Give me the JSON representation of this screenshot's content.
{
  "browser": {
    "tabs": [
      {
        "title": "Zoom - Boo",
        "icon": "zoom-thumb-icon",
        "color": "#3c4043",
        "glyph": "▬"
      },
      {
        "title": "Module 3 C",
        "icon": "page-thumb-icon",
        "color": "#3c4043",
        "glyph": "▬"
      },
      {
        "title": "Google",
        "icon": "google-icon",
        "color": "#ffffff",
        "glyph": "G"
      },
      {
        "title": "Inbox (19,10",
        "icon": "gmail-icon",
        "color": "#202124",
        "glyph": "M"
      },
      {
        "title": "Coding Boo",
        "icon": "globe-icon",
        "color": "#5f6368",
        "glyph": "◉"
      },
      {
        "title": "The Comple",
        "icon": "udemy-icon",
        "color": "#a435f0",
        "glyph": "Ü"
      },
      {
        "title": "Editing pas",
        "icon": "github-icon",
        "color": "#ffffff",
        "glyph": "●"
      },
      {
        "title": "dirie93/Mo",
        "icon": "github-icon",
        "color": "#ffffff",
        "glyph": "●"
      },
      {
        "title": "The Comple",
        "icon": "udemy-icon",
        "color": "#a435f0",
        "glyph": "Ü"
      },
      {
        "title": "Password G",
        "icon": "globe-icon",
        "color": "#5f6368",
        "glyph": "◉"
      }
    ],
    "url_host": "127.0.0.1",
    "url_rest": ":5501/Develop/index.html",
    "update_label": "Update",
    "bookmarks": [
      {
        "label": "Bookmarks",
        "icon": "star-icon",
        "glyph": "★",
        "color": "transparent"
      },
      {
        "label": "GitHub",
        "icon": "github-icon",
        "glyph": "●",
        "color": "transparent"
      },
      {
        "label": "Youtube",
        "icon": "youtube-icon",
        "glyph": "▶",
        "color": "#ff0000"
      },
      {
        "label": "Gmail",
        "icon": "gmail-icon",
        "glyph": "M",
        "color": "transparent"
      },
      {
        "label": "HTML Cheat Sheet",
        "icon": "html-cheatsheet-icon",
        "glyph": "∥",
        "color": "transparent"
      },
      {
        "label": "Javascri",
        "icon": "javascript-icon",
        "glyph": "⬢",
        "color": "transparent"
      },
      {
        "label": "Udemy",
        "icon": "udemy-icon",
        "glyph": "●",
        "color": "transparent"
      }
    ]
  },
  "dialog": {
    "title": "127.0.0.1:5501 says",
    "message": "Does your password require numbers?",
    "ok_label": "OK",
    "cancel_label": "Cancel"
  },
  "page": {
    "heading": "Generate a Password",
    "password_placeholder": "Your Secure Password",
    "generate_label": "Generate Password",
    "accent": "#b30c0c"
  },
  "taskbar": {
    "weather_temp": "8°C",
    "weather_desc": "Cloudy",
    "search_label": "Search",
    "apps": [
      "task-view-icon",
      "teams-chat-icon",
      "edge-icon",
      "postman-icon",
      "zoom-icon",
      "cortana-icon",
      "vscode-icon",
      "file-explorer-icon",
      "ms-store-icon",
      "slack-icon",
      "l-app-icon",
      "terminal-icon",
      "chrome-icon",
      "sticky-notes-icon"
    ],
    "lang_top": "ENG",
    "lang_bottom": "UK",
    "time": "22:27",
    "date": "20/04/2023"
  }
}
----------
GOAL
Write out every line from the records above, word for word.

ANSWER TO THE EXERCISE
Give me the JSON representation of this screenshot's content.
{
  "browser": {
    "tabs": [
      {
        "title": "Zoom - Boo",
        "icon": "zoom-thumb-icon",
        "color": "#3c4043",
        "glyph": "▬"
      },
      {
        "title": "Module 3 C",
        "icon": "page-thumb-icon",
        "color": "#3c4043",
        "glyph": "▬"
      },
      {
        "title": "Google",
        "icon": "google-icon",
        "color": "#ffffff",
        "glyph": "G"
      },
      {
        "title": "Inbox (19,10",
        "icon": "gmail-icon",
        "color": "#202124",
        "glyph": "M"
      },
      {
        "title": "Coding Boo",
        "icon": "globe-icon",
        "color": "#5f6368",
        "glyph": "◉"
      },
      {
        "title": "The Comple",
        "icon": "udemy-icon",
        "color": "#a435f0",
        "glyph": "Ü"
      },
      {
        "title": "Editing pas",
        "icon": "github-icon",
        "color": "#ffffff",
        "glyph": "●"
      },
      {
        "title": "dirie93/Mo",
        "icon": "github-icon",
        "color": "#ffffff",
        "glyph": "●"
      },
      {
        "title": "The Comple",
        "icon": "udemy-icon",
        "color": "#a435f0",
        "glyph": "Ü"
      },
      {
        "title": "Password G",
        "icon": "globe-icon",
        "color": "#5f6368",
        "glyph": "◉"
      }
    ],
    "url_host": "127.0.0.1",
    "url_rest": ":5501/Develop/index.html",
    "update_label": "Update",
    "bookmarks": [
      {
        "label": "Bookmarks",
        "icon": "star-icon",
        "glyph": "★",
        "color": "transparent"
      },
      {
        "label": "GitHub",
        "icon": "github-icon",
        "glyph": "●",
        "color": "transparent"
      },
      {
        "label": "Youtube",
        "icon": "youtube-icon",
        "glyph": "▶",
        "color": "#ff0000"
      },
      {
        "label": "Gmail",
        "icon": "gmail-icon",
        "glyph": "M",
        "color": "transparent"
      },
      {
        "label": "HTML Cheat Sheet",
        "icon": "html-cheatsheet-icon",
        "glyph": "∥",
        "color": "transparent"
      },
      {
        "label": "Javascri",
        "icon": "javascript-icon",
        "glyph": "⬢",
        "color": "transparent"
      },
      {
        "label": "Udemy",
        "icon": "udemy-icon",
        "glyph": "●",
        "color": "transparent"
      }
    ]
  },
  "dialog": {
    "title": "127.0.0.1:5501 says",
    "message": "Does your password require numbers?",
    "ok_label": "OK",
    "cancel_label": "Cancel"
  },
  "page": {
    "heading": "Generate a Password",
    "password_placeholder": "Your Secure Password",
    "generate_label": "Generate Password",
    "accent": "#b30c0c"
  },
  "taskbar": {
    "weather_temp": "8°C",
    "weather_desc": "Cloudy",
    "search_label": "Search",
    "apps": [
      "task-view-icon",
      "teams-chat-icon",
      "edge-icon",
      "postman-icon",
      "zoom-icon",
      "cortana-icon",
      "vscode-icon",
      "file-explorer-icon",
      "ms-store-icon",
      "slack-icon",
      "l-app-icon",
      "terminal-icon",
      "chrome-icon",
      "sticky-notes-icon"
    ],
    "lang_top": "ENG",
    "lang_bottom": "UK",
    "time": "22:27",
    "date": "20/04/2023"
  }
}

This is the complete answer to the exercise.